### TO BE DONE
Omit every picture, then give all the entries again exactly.

### Figure contents as structured data
-- begin --
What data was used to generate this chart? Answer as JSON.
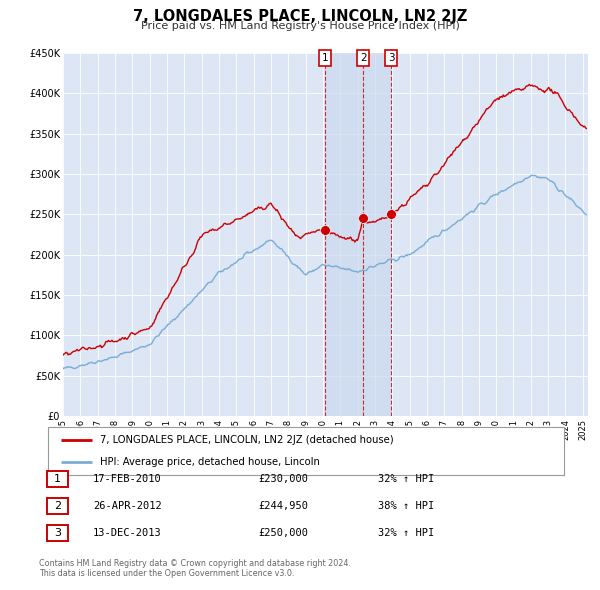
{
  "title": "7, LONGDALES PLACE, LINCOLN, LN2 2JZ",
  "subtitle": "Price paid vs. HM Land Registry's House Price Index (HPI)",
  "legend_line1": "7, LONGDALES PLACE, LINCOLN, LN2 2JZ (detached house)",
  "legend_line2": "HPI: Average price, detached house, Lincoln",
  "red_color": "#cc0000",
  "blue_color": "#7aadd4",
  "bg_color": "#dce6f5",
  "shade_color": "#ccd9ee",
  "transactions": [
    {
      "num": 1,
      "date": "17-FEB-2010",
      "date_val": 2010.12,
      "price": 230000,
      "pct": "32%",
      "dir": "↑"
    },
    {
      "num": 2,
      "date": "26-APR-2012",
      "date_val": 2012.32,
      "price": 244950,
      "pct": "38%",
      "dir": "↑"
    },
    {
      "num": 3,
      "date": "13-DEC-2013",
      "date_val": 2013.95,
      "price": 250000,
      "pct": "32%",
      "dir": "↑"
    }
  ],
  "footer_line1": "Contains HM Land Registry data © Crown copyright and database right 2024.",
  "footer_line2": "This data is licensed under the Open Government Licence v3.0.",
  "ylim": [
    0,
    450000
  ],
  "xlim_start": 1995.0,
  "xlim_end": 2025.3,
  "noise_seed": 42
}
-- end --
### ANSWER TO THIS TASK
What data was used to generate this chart? Answer as JSON.
{
  "title": "7, LONGDALES PLACE, LINCOLN, LN2 2JZ",
  "subtitle": "Price paid vs. HM Land Registry's House Price Index (HPI)",
  "legend_line1": "7, LONGDALES PLACE, LINCOLN, LN2 2JZ (detached house)",
  "legend_line2": "HPI: Average price, detached house, Lincoln",
  "red_color": "#cc0000",
  "blue_color": "#7aadd4",
  "bg_color": "#dce6f5",
  "shade_color": "#ccd9ee",
  "transactions": [
    {
      "num": 1,
      "date": "17-FEB-2010",
      "date_val": 2010.12,
      "price": 230000,
      "pct": "32%",
      "dir": "↑"
    },
    {
      "num": 2,
      "date": "26-APR-2012",
      "date_val": 2012.32,
      "price": 244950,
      "pct": "38%",
      "dir": "↑"
    },
    {
      "num": 3,
      "date": "13-DEC-2013",
      "date_val": 2013.95,
      "price": 250000,
      "pct": "32%",
      "dir": "↑"
    }
  ],
  "footer_line1": "Contains HM Land Registry data © Crown copyright and database right 2024.",
  "footer_line2": "This data is licensed under the Open Government Licence v3.0.",
  "ylim": [
    0,
    450000
  ],
  "xlim_start": 1995.0,
  "xlim_end": 2025.3,
  "noise_seed": 42
}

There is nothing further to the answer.